§ Job
Count every line that holds the string "Aerospace", and report the number alone.
——————
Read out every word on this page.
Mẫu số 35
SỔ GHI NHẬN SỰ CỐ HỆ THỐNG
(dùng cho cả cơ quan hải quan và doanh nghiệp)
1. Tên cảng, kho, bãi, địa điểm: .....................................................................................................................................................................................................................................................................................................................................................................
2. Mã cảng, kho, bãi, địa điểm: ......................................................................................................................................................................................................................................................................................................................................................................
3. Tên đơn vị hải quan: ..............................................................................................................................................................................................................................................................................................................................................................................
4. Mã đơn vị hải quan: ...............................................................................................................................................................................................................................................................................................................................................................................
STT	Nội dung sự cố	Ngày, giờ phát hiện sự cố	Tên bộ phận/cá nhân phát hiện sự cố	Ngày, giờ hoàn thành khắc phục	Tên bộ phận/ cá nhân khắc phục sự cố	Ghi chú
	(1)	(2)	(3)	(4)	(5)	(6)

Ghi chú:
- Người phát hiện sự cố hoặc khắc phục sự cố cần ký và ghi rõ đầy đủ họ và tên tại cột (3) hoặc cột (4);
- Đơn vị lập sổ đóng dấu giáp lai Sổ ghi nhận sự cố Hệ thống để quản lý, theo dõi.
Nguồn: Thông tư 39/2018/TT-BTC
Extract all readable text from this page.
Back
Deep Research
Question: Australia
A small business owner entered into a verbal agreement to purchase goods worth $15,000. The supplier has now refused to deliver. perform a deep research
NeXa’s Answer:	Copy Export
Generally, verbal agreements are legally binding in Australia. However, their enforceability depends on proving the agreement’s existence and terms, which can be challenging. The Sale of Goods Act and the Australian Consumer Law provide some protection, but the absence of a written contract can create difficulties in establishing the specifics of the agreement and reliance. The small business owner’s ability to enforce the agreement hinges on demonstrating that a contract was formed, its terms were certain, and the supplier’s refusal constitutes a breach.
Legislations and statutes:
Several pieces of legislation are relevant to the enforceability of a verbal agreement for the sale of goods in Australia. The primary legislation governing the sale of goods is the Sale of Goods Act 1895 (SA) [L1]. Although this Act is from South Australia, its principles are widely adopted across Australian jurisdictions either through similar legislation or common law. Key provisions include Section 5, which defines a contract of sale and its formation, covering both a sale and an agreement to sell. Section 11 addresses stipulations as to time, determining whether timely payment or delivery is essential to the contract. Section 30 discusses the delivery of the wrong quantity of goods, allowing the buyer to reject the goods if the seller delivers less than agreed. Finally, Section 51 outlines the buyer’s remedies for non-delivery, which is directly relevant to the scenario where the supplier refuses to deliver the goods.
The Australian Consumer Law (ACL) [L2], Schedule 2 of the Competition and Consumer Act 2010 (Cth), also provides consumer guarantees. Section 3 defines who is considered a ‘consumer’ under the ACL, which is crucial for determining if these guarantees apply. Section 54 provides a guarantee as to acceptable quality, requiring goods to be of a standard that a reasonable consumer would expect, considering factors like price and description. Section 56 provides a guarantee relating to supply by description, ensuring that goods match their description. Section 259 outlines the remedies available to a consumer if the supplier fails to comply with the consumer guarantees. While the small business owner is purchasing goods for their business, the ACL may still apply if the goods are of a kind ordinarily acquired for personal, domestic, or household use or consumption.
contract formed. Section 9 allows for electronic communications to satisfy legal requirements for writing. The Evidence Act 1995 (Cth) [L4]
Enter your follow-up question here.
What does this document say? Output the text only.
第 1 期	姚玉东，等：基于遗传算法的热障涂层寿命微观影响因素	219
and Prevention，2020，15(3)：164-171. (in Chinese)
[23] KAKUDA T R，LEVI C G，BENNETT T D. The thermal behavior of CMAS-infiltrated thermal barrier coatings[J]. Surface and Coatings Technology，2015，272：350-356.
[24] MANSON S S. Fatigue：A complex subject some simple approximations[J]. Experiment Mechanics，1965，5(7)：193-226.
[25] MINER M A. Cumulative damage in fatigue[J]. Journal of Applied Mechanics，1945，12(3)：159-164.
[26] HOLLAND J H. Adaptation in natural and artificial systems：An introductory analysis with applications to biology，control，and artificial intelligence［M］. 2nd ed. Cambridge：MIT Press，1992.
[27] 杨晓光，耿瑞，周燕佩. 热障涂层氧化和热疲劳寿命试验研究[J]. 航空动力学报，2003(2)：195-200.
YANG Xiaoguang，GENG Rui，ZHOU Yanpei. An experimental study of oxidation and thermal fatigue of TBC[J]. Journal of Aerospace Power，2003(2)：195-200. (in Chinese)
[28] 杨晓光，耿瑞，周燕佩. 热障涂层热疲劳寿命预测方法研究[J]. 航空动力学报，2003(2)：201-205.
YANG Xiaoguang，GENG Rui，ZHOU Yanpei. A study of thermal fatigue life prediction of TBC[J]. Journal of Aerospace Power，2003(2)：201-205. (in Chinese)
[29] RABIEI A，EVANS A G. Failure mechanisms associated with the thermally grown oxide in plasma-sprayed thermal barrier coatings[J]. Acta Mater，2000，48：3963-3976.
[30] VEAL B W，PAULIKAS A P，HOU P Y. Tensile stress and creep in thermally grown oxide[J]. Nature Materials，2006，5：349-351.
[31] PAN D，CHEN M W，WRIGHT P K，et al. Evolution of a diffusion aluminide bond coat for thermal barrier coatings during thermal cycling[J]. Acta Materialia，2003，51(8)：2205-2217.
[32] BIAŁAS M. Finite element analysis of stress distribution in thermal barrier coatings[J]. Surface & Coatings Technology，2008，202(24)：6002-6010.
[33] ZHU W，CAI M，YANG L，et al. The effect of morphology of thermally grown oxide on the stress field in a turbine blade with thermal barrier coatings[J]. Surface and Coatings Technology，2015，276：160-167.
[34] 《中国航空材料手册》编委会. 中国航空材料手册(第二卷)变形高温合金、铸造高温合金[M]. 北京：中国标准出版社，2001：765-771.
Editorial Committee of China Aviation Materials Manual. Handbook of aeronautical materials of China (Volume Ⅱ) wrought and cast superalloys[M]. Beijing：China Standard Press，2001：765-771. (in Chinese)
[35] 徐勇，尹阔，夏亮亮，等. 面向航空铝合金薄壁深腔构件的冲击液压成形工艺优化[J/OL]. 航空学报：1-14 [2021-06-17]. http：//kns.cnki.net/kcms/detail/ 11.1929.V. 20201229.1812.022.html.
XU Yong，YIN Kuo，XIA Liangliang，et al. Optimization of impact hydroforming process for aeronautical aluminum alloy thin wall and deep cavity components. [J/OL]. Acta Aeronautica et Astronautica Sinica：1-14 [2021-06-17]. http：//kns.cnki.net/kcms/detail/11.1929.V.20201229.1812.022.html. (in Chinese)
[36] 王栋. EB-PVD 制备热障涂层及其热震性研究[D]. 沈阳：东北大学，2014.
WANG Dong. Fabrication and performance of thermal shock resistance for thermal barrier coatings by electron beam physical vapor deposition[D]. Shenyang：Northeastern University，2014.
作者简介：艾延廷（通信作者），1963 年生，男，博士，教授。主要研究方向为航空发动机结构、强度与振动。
——————
§ Output below
2